**STATED PROBLEM**
Take down each entry exactly as written.

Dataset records
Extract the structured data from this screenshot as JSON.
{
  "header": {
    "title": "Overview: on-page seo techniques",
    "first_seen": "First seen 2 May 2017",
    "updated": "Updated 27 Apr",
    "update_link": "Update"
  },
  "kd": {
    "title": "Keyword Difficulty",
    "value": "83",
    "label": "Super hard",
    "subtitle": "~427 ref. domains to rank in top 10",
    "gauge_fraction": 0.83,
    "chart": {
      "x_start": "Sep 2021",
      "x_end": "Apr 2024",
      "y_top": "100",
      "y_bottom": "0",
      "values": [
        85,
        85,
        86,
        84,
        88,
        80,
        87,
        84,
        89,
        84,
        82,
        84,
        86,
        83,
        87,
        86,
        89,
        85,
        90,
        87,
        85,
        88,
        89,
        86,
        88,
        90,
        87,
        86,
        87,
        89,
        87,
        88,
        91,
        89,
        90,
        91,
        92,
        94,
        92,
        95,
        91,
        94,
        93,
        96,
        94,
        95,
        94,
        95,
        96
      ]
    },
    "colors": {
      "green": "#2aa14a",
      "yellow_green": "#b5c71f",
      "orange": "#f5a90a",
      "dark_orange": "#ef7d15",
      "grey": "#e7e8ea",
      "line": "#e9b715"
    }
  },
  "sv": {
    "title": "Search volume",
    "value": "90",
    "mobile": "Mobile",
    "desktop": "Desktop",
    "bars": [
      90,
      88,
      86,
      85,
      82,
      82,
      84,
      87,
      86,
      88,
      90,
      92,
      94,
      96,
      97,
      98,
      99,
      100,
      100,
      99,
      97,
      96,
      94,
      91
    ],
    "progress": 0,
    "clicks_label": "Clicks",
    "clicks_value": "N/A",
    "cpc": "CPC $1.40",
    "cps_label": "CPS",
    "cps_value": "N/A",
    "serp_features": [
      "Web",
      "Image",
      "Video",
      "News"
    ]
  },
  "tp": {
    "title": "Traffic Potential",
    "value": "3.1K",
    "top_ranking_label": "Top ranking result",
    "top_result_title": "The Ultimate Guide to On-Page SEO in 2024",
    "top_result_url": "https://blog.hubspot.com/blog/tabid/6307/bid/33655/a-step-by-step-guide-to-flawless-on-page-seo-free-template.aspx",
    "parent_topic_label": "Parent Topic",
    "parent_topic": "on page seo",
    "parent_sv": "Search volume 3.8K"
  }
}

**TASK OUTPUT**
Extract the structured data from this screenshot as JSON.
{
  "header": {
    "title": "Overview: on-page seo techniques",
    "first_seen": "First seen 2 May 2017",
    "updated": "Updated 27 Apr",
    "update_link": "Update"
  },
  "kd": {
    "title": "Keyword Difficulty",
    "value": "83",
    "label": "Super hard",
    "subtitle": "~427 ref. domains to rank in top 10",
    "gauge_fraction": 0.83,
    "chart": {
      "x_start": "Sep 2021",
      "x_end": "Apr 2024",
      "y_top": "100",
      "y_bottom": "0",
      "values": [
        85,
        85,
        86,
        84,
        88,
        80,
        87,
        84,
        89,
        84,
        82,
        84,
        86,
        83,
        87,
        86,
        89,
        85,
        90,
        87,
        85,
        88,
        89,
        86,
        88,
        90,
        87,
        86,
        87,
        89,
        87,
        88,
        91,
        89,
        90,
        91,
        92,
        94,
        92,
        95,
        91,
        94,
        93,
        96,
        94,
        95,
        94,
        95,
        96
      ]
    },
    "colors": {
      "green": "#2aa14a",
      "yellow_green": "#b5c71f",
      "orange": "#f5a90a",
      "dark_orange": "#ef7d15",
      "grey": "#e7e8ea",
      "line": "#e9b715"
    }
  },
  "sv": {
    "title": "Search volume",
    "value": "90",
    "mobile": "Mobile",
    "desktop": "Desktop",
    "bars": [
      90,
      88,
      86,
      85,
      82,
      82,
      84,
      87,
      86,
      88,
      90,
      92,
      94,
      96,
      97,
      98,
      99,
      100,
      100,
      99,
      97,
      96,
      94,
      91
    ],
    "progress": 0,
    "clicks_label": "Clicks",
    "clicks_value": "N/A",
    "cpc": "CPC $1.40",
    "cps_label": "CPS",
    "cps_value": "N/A",
    "serp_features": [
      "Web",
      "Image",
      "Video",
      "News"
    ]
  },
  "tp": {
    "title": "Traffic Potential",
    "value": "3.1K",
    "top_ranking_label": "Top ranking result",
    "top_result_title": "The Ultimate Guide to On-Page SEO in 2024",
    "top_result_url": "https://blog.hubspot.com/blog/tabid/6307/bid/33655/a-step-by-step-guide-to-flawless-on-page-seo-free-template.aspx",
    "parent_topic_label": "Parent Topic",
    "parent_topic": "on page seo",
    "parent_sv": "Search volume 3.8K"
  }
}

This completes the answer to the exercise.